Which lines contain the string "internacional"? Please list every one of them.
════
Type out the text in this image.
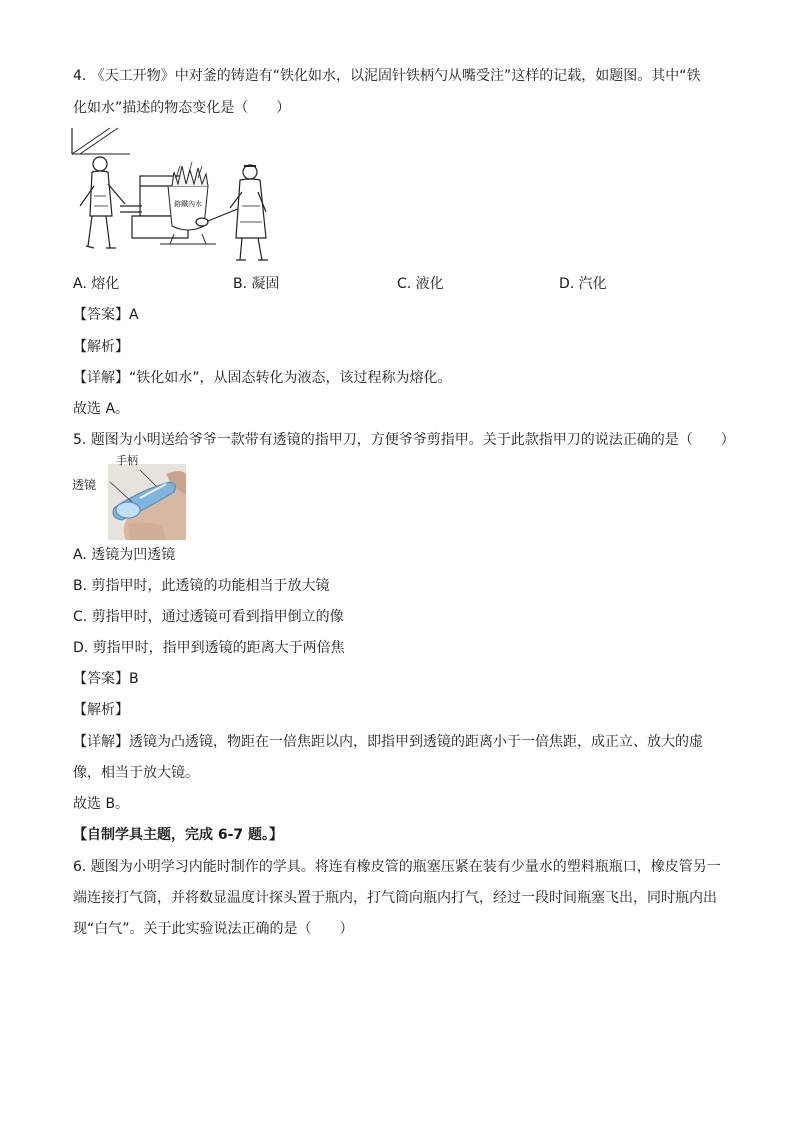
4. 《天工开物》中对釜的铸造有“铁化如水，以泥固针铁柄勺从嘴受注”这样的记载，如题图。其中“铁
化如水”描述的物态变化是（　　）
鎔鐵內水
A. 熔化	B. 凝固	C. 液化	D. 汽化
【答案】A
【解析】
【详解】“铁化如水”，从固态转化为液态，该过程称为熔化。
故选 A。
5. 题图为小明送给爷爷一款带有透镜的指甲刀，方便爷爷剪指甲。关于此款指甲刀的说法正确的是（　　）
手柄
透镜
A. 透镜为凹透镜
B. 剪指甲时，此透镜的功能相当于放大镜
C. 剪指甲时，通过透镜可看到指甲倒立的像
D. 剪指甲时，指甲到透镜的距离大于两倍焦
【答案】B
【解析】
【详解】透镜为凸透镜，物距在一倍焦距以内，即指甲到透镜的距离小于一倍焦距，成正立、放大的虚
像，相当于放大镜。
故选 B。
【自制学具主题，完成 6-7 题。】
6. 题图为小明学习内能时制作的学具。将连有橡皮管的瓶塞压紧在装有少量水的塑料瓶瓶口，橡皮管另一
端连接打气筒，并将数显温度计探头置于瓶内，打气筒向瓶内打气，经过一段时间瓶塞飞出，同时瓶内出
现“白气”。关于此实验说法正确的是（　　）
════
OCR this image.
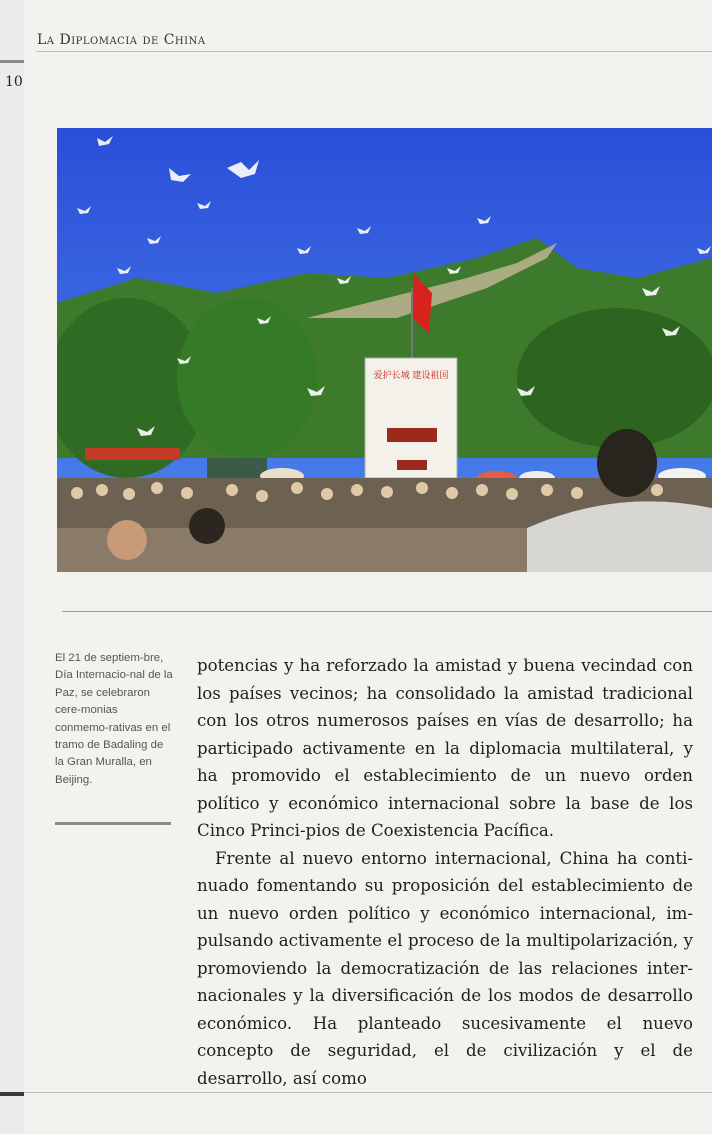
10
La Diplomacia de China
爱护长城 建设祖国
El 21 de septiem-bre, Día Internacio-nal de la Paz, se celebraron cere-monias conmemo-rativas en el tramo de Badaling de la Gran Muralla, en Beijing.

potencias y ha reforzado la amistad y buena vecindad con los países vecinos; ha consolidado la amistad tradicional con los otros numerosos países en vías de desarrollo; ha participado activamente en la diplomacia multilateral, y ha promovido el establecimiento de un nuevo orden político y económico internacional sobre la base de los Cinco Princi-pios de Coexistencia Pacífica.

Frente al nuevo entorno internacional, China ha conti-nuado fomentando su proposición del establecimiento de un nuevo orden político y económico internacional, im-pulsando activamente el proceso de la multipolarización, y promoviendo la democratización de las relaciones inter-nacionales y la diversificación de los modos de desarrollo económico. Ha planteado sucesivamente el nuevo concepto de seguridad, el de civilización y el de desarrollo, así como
════
(EXERCISE OUTPUT)
potencias y ha reforzado la amistad y buena vecindad con los países vecinos; ha consolidado la amistad tradicional con los otros numerosos países en vías de desarrollo; ha participado activamente en la diplomacia multilateral, y ha promovido el establecimiento de un nuevo orden político y económico internacional sobre la base de los Cinco Princi-pios de Coexistencia Pacífica.
Frente al nuevo entorno internacional, China ha conti-nuado fomentando su proposición del establecimiento de un nuevo orden político y económico internacional, im-pulsando activamente el proceso de la multipolarización, y promoviendo la democratización de las relaciones inter-nacionales y la diversificación de los modos de desarrollo económico. Ha planteado sucesivamente el nuevo concepto de seguridad, el de civilización y el de desarrollo, así como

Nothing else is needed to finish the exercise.